Your goal:
State how many lines hold the string "完美世界". Give the number and nothing else.

Provided entries:
──────

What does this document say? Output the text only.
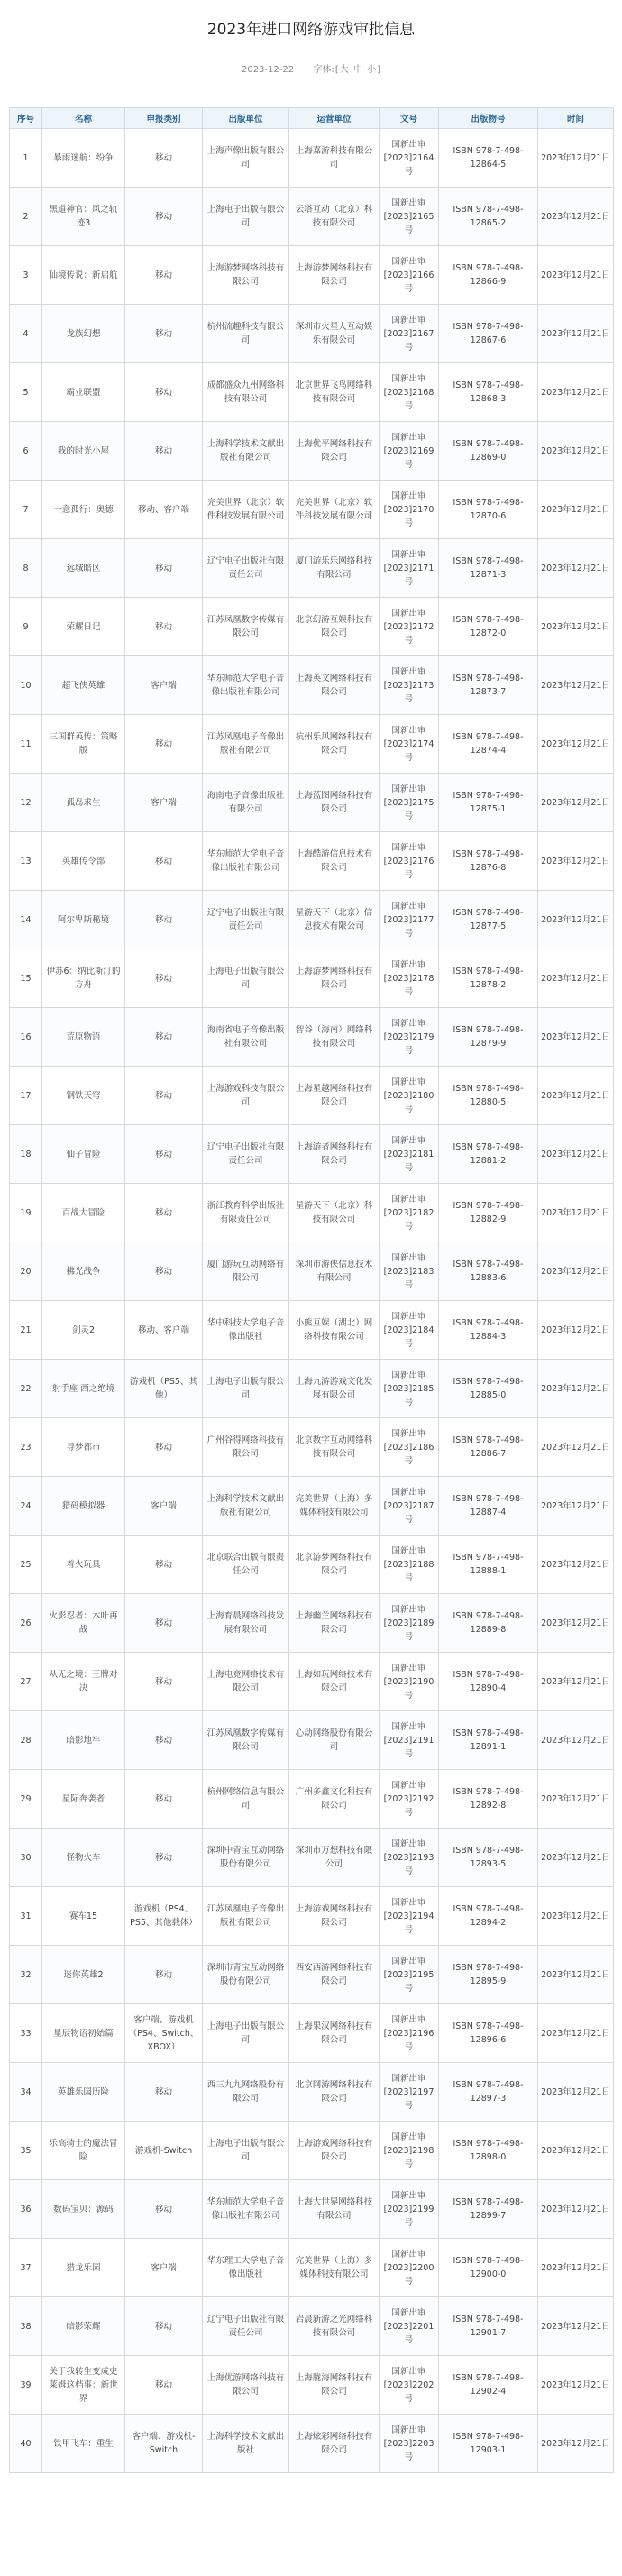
2023年进口网络游戏审批信息
2023-12-22 字体:[大 中 小]
序号	名称	申报类别	出版单位	运营单位	文号	出版物号	时间
1	暴雨迷航：纷争	移动	上海声像出版有限公司	上海嘉游科技有限公司	国新出审[2023]2164号	ISBN 978-7-498-12864-5	2023年12月21日
2	黑道神官：风之轨迹3	移动	上海电子出版有限公司	云塔互动（北京）科技有限公司	国新出审[2023]2165号	ISBN 978-7-498-12865-2	2023年12月21日
3	仙境传说：新启航	移动	上海游梦网络科技有限公司	上海游梦网络科技有限公司	国新出审[2023]2166号	ISBN 978-7-498-12866-9	2023年12月21日
4	龙族幻想	移动	杭州流趣科技有限公司	深圳市火星人互动娱乐有限公司	国新出审[2023]2167号	ISBN 978-7-498-12867-6	2023年12月21日
5	霸业联盟	移动	成都盛众九州网络科技有限公司	北京世界飞鸟网络科技有限公司	国新出审[2023]2168号	ISBN 978-7-498-12868-3	2023年12月21日
6	我的时光小屋	移动	上海科学技术文献出版社有限公司	上海优平网络科技有限公司	国新出审[2023]2169号	ISBN 978-7-498-12869-0	2023年12月21日
7	一意孤行：奥德	移动、客户端	完美世界（北京）软件科技发展有限公司	完美世界（北京）软件科技发展有限公司	国新出审[2023]2170号	ISBN 978-7-498-12870-6	2023年12月21日
8	远城暗区	移动	辽宁电子出版社有限责任公司	厦门游乐乐网络科技有限公司	国新出审[2023]2171号	ISBN 978-7-498-12871-3	2023年12月21日
9	荣耀日记	移动	江苏凤凰数字传媒有限公司	北京幻游互娱科技有限公司	国新出审[2023]2172号	ISBN 978-7-498-12872-0	2023年12月21日
10	超飞侠英雄	客户端	华东师范大学电子音像出版社有限公司	上海英文网络科技有限公司	国新出审[2023]2173号	ISBN 978-7-498-12873-7	2023年12月21日
11	三国群英传：策略版	移动	江苏凤凰电子音像出版社有限公司	杭州乐风网络科技有限公司	国新出审[2023]2174号	ISBN 978-7-498-12874-4	2023年12月21日
12	孤岛求生	客户端	海南电子音像出版社有限公司	上海蓝图网络科技有限公司	国新出审[2023]2175号	ISBN 978-7-498-12875-1	2023年12月21日
13	英雄传令部	移动	华东师范大学电子音像出版社有限公司	上海酷游信息技术有限公司	国新出审[2023]2176号	ISBN 978-7-498-12876-8	2023年12月21日
14	阿尔卑斯秘境	移动	辽宁电子出版社有限责任公司	星游天下（北京）信息技术有限公司	国新出审[2023]2177号	ISBN 978-7-498-12877-5	2023年12月21日
15	伊苏6：纳比斯汀的方舟	移动	上海电子出版有限公司	上海游梦网络科技有限公司	国新出审[2023]2178号	ISBN 978-7-498-12878-2	2023年12月21日
16	荒原物语	移动	海南省电子音像出版社有限公司	智谷（海南）网络科技有限公司	国新出审[2023]2179号	ISBN 978-7-498-12879-9	2023年12月21日
17	钢铁天穹	移动	上海游戏科技有限公司	上海星越网络科技有限公司	国新出审[2023]2180号	ISBN 978-7-498-12880-5	2023年12月21日
18	仙子冒险	移动	辽宁电子出版社有限责任公司	上海游者网络科技有限公司	国新出审[2023]2181号	ISBN 978-7-498-12881-2	2023年12月21日
19	百战大冒险	移动	浙江教育科学出版社有限责任公司	星游天下（北京）科技有限公司	国新出审[2023]2182号	ISBN 978-7-498-12882-9	2023年12月21日
20	拂光战争	移动	厦门游玩互动网络有限公司	深圳市游侠信息技术有限公司	国新出审[2023]2183号	ISBN 978-7-498-12883-6	2023年12月21日
21	剑灵2	移动、客户端	华中科技大学电子音像出版社	小熊互娱（湖北）网络科技有限公司	国新出审[2023]2184号	ISBN 978-7-498-12884-3	2023年12月21日
22	射手座 西之绝境	游戏机（PS5、其他）	上海电子出版有限公司	上海九游游戏文化发展有限公司	国新出审[2023]2185号	ISBN 978-7-498-12885-0	2023年12月21日
23	寻梦都市	移动	广州谷得网络科技有限公司	北京数字互动网络科技有限公司	国新出审[2023]2186号	ISBN 978-7-498-12886-7	2023年12月21日
24	猎码模拟器	客户端	上海科学技术文献出版社有限公司	完美世界（上海）多媒体科技有限公司	国新出审[2023]2187号	ISBN 978-7-498-12887-4	2023年12月21日
25	着火玩具	移动	北京联合出版有限责任公司	北京游梦网络科技有限公司	国新出审[2023]2188号	ISBN 978-7-498-12888-1	2023年12月21日
26	火影忍者：木叶再战	移动	上海育晨网络科技发展有限公司	上海幽兰网络科技有限公司	国新出审[2023]2189号	ISBN 978-7-498-12889-8	2023年12月21日
27	从无之境：王牌对决	移动	上海电竞网络技术有限公司	上海如玩网络技术有限公司	国新出审[2023]2190号	ISBN 978-7-498-12890-4	2023年12月21日
28	暗影地牢	移动	江苏凤凰数字传媒有限公司	心动网络股份有限公司	国新出审[2023]2191号	ISBN 978-7-498-12891-1	2023年12月21日
29	星际奔袭者	移动	杭州网络信息有限公司	广州多鑫文化科技有限公司	国新出审[2023]2192号	ISBN 978-7-498-12892-8	2023年12月21日
30	怪物火车	移动	深圳中青宝互动网络股份有限公司	深圳市万想科技有限公司	国新出审[2023]2193号	ISBN 978-7-498-12893-5	2023年12月21日
31	赛车15	游戏机（PS4、PS5、其他载体）	江苏凤凰电子音像出版社有限公司	上海游戏网络科技有限公司	国新出审[2023]2194号	ISBN 978-7-498-12894-2	2023年12月21日
32	迷你英雄2	移动	深圳市青宝互动网络股份有限公司	西安西游网络科技有限公司	国新出审[2023]2195号	ISBN 978-7-498-12895-9	2023年12月21日
33	星辰物语初始篇	客户端、游戏机（PS4、Switch、XBOX）	上海电子出版有限公司	上海果汉网络科技有限公司	国新出审[2023]2196号	ISBN 978-7-498-12896-6	2023年12月21日
34	英雄乐园历险	移动	西三九九网络股份有限公司	北京网游网络科技有限公司	国新出审[2023]2197号	ISBN 978-7-498-12897-3	2023年12月21日
35	乐高骑士的魔法冒险	游戏机-Switch	上海电子出版有限公司	上海游戏网络科技有限公司	国新出审[2023]2198号	ISBN 978-7-498-12898-0	2023年12月21日
36	数码宝贝：源码	移动	华东师范大学电子音像出版社有限公司	上海大世界网络科技有限公司	国新出审[2023]2199号	ISBN 978-7-498-12899-7	2023年12月21日
37	猎龙乐园	客户端	华东理工大学电子音像出版社	完美世界（上海）多媒体科技有限公司	国新出审[2023]2200号	ISBN 978-7-498-12900-0	2023年12月21日
38	暗影荣耀	移动	辽宁电子出版社有限责任公司	岩晨新游之光网络科技有限公司	国新出审[2023]2201号	ISBN 978-7-498-12901-7	2023年12月21日
39	关于我转生变成史莱姆这档事：新世界	移动	上海优游网络科技有限公司	上海胧海网络科技有限公司	国新出审[2023]2202号	ISBN 978-7-498-12902-4	2023年12月21日
40	铁甲飞车：重生	客户端、游戏机-Switch	上海科学技术文献出版社	上海炫彩网络科技有限公司	国新出审[2023]2203号	ISBN 978-7-498-12903-1	2023年12月21日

──────

Full output:
3